**DO THIS**
Would you set down every entry shown below, precisely as written?

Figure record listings
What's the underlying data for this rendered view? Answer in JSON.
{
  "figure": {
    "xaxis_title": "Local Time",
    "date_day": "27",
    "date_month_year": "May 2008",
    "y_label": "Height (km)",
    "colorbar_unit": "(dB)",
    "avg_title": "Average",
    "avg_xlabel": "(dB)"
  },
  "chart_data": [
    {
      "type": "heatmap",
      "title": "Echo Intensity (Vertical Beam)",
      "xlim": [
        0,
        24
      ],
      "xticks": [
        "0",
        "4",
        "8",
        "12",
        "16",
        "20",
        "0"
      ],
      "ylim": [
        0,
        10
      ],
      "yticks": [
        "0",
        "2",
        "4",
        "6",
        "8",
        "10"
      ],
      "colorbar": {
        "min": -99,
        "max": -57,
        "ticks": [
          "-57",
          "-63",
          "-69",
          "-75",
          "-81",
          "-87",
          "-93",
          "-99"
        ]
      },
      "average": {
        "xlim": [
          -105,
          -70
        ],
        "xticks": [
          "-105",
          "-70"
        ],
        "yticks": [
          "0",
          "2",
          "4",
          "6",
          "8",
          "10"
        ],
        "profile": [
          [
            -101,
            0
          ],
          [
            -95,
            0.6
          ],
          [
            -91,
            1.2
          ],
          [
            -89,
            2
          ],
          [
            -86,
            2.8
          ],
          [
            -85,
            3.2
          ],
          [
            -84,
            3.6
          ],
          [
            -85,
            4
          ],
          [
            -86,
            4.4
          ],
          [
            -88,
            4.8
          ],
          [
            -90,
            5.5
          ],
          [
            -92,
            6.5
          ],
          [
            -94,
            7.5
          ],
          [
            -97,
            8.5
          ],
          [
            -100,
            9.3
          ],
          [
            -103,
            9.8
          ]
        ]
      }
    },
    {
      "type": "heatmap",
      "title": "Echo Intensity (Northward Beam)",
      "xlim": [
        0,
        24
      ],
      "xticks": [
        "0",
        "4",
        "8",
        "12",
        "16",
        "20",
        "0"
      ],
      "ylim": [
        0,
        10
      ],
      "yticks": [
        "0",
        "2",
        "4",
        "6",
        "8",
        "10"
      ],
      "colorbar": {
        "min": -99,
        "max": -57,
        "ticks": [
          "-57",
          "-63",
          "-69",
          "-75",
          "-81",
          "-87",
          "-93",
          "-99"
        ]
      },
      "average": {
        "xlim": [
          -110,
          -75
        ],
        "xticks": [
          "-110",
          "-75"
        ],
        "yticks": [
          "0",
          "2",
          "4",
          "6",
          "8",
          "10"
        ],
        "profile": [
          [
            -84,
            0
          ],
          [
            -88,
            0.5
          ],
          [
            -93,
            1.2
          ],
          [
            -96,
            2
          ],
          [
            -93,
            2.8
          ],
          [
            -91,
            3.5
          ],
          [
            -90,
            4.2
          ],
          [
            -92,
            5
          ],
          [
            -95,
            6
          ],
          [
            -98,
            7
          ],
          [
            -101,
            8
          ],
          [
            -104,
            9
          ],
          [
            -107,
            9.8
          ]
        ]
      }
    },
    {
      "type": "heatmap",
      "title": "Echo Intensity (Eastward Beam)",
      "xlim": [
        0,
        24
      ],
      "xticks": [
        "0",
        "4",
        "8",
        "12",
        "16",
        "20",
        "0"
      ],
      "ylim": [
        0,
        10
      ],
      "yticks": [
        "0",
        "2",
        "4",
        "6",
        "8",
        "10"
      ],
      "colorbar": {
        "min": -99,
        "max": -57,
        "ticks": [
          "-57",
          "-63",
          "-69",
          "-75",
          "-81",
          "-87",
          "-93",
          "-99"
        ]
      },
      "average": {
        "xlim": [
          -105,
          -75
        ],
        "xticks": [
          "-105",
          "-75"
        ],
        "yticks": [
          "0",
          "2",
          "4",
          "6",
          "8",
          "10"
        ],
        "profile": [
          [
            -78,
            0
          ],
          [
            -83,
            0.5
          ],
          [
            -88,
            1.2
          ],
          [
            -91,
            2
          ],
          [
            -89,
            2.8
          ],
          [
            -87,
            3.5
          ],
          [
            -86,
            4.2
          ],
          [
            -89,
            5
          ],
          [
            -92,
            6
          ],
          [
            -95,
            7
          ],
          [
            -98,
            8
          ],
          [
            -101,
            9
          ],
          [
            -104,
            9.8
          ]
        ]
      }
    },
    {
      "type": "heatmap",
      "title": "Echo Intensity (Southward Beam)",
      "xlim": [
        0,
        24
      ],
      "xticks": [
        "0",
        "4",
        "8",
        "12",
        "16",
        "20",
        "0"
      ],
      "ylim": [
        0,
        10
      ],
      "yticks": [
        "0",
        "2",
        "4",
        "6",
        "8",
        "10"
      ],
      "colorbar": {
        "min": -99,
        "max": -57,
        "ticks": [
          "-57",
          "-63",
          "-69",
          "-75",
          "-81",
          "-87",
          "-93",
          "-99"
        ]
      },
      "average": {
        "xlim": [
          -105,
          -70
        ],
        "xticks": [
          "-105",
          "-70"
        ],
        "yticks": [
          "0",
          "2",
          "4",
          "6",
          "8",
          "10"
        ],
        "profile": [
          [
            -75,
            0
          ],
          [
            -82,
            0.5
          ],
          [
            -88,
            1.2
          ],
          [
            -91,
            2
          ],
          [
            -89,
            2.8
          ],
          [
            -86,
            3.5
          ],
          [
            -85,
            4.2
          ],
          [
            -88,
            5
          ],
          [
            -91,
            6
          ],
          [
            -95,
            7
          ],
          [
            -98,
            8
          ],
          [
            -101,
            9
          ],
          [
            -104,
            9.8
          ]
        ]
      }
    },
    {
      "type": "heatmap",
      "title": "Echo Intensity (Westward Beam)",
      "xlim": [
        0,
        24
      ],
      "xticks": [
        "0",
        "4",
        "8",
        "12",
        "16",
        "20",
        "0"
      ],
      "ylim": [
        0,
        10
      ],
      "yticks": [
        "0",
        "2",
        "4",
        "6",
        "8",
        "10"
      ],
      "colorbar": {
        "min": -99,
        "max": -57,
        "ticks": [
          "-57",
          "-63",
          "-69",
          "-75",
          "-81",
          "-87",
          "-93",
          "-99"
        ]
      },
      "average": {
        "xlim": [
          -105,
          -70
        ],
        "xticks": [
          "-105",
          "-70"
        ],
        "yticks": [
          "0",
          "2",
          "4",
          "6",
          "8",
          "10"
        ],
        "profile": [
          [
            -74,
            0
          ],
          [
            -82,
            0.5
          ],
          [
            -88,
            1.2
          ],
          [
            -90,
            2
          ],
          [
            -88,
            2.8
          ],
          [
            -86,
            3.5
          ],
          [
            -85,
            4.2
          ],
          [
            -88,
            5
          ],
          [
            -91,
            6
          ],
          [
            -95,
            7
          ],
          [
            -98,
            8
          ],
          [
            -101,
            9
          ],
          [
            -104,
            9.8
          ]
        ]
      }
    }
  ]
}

**TASK RESPONSE**
What's the underlying data for this rendered view? Answer in JSON.
{
  "figure": {
    "xaxis_title": "Local Time",
    "date_day": "27",
    "date_month_year": "May 2008",
    "y_label": "Height (km)",
    "colorbar_unit": "(dB)",
    "avg_title": "Average",
    "avg_xlabel": "(dB)"
  },
  "chart_data": [
    {
      "type": "heatmap",
      "title": "Echo Intensity (Vertical Beam)",
      "xlim": [
        0,
        24
      ],
      "xticks": [
        "0",
        "4",
        "8",
        "12",
        "16",
        "20",
        "0"
      ],
      "ylim": [
        0,
        10
      ],
      "yticks": [
        "0",
        "2",
        "4",
        "6",
        "8",
        "10"
      ],
      "colorbar": {
        "min": -99,
        "max": -57,
        "ticks": [
          "-57",
          "-63",
          "-69",
          "-75",
          "-81",
          "-87",
          "-93",
          "-99"
        ]
      },
      "average": {
        "xlim": [
          -105,
          -70
        ],
        "xticks": [
          "-105",
          "-70"
        ],
        "yticks": [
          "0",
          "2",
          "4",
          "6",
          "8",
          "10"
        ],
        "profile": [
          [
            -101,
            0
          ],
          [
            -95,
            0.6
          ],
          [
            -91,
            1.2
          ],
          [
            -89,
            2
          ],
          [
            -86,
            2.8
          ],
          [
            -85,
            3.2
          ],
          [
            -84,
            3.6
          ],
          [
            -85,
            4
          ],
          [
            -86,
            4.4
          ],
          [
            -88,
            4.8
          ],
          [
            -90,
            5.5
          ],
          [
            -92,
            6.5
          ],
          [
            -94,
            7.5
          ],
          [
            -97,
            8.5
          ],
          [
            -100,
            9.3
          ],
          [
            -103,
            9.8
          ]
        ]
      }
    },
    {
      "type": "heatmap",
      "title": "Echo Intensity (Northward Beam)",
      "xlim": [
        0,
        24
      ],
      "xticks": [
        "0",
        "4",
        "8",
        "12",
        "16",
        "20",
        "0"
      ],
      "ylim": [
        0,
        10
      ],
      "yticks": [
        "0",
        "2",
        "4",
        "6",
        "8",
        "10"
      ],
      "colorbar": {
        "min": -99,
        "max": -57,
        "ticks": [
          "-57",
          "-63",
          "-69",
          "-75",
          "-81",
          "-87",
          "-93",
          "-99"
        ]
      },
      "average": {
        "xlim": [
          -110,
          -75
        ],
        "xticks": [
          "-110",
          "-75"
        ],
        "yticks": [
          "0",
          "2",
          "4",
          "6",
          "8",
          "10"
        ],
        "profile": [
          [
            -84,
            0
          ],
          [
            -88,
            0.5
          ],
          [
            -93,
            1.2
          ],
          [
            -96,
            2
          ],
          [
            -93,
            2.8
          ],
          [
            -91,
            3.5
          ],
          [
            -90,
            4.2
          ],
          [
            -92,
            5
          ],
          [
            -95,
            6
          ],
          [
            -98,
            7
          ],
          [
            -101,
            8
          ],
          [
            -104,
            9
          ],
          [
            -107,
            9.8
          ]
        ]
      }
    },
    {
      "type": "heatmap",
      "title": "Echo Intensity (Eastward Beam)",
      "xlim": [
        0,
        24
      ],
      "xticks": [
        "0",
        "4",
        "8",
        "12",
        "16",
        "20",
        "0"
      ],
      "ylim": [
        0,
        10
      ],
      "yticks": [
        "0",
        "2",
        "4",
        "6",
        "8",
        "10"
      ],
      "colorbar": {
        "min": -99,
        "max": -57,
        "ticks": [
          "-57",
          "-63",
          "-69",
          "-75",
          "-81",
          "-87",
          "-93",
          "-99"
        ]
      },
      "average": {
        "xlim": [
          -105,
          -75
        ],
        "xticks": [
          "-105",
          "-75"
        ],
        "yticks": [
          "0",
          "2",
          "4",
          "6",
          "8",
          "10"
        ],
        "profile": [
          [
            -78,
            0
          ],
          [
            -83,
            0.5
          ],
          [
            -88,
            1.2
          ],
          [
            -91,
            2
          ],
          [
            -89,
            2.8
          ],
          [
            -87,
            3.5
          ],
          [
            -86,
            4.2
          ],
          [
            -89,
            5
          ],
          [
            -92,
            6
          ],
          [
            -95,
            7
          ],
          [
            -98,
            8
          ],
          [
            -101,
            9
          ],
          [
            -104,
            9.8
          ]
        ]
      }
    },
    {
      "type": "heatmap",
      "title": "Echo Intensity (Southward Beam)",
      "xlim": [
        0,
        24
      ],
      "xticks": [
        "0",
        "4",
        "8",
        "12",
        "16",
        "20",
        "0"
      ],
      "ylim": [
        0,
        10
      ],
      "yticks": [
        "0",
        "2",
        "4",
        "6",
        "8",
        "10"
      ],
      "colorbar": {
        "min": -99,
        "max": -57,
        "ticks": [
          "-57",
          "-63",
          "-69",
          "-75",
          "-81",
          "-87",
          "-93",
          "-99"
        ]
      },
      "average": {
        "xlim": [
          -105,
          -70
        ],
        "xticks": [
          "-105",
          "-70"
        ],
        "yticks": [
          "0",
          "2",
          "4",
          "6",
          "8",
          "10"
        ],
        "profile": [
          [
            -75,
            0
          ],
          [
            -82,
            0.5
          ],
          [
            -88,
            1.2
          ],
          [
            -91,
            2
          ],
          [
            -89,
            2.8
          ],
          [
            -86,
            3.5
          ],
          [
            -85,
            4.2
          ],
          [
            -88,
            5
          ],
          [
            -91,
            6
          ],
          [
            -95,
            7
          ],
          [
            -98,
            8
          ],
          [
            -101,
            9
          ],
          [
            -104,
            9.8
          ]
        ]
      }
    },
    {
      "type": "heatmap",
      "title": "Echo Intensity (Westward Beam)",
      "xlim": [
        0,
        24
      ],
      "xticks": [
        "0",
        "4",
        "8",
        "12",
        "16",
        "20",
        "0"
      ],
      "ylim": [
        0,
        10
      ],
      "yticks": [
        "0",
        "2",
        "4",
        "6",
        "8",
        "10"
      ],
      "colorbar": {
        "min": -99,
        "max": -57,
        "ticks": [
          "-57",
          "-63",
          "-69",
          "-75",
          "-81",
          "-87",
          "-93",
          "-99"
        ]
      },
      "average": {
        "xlim": [
          -105,
          -70
        ],
        "xticks": [
          "-105",
          "-70"
        ],
        "yticks": [
          "0",
          "2",
          "4",
          "6",
          "8",
          "10"
        ],
        "profile": [
          [
            -74,
            0
          ],
          [
            -82,
            0.5
          ],
          [
            -88,
            1.2
          ],
          [
            -90,
            2
          ],
          [
            -88,
            2.8
          ],
          [
            -86,
            3.5
          ],
          [
            -85,
            4.2
          ],
          [
            -88,
            5
          ],
          [
            -91,
            6
          ],
          [
            -95,
            7
          ],
          [
            -98,
            8
          ],
          [
            -101,
            9
          ],
          [
            -104,
            9.8
          ]
        ]
      }
    }
  ]
}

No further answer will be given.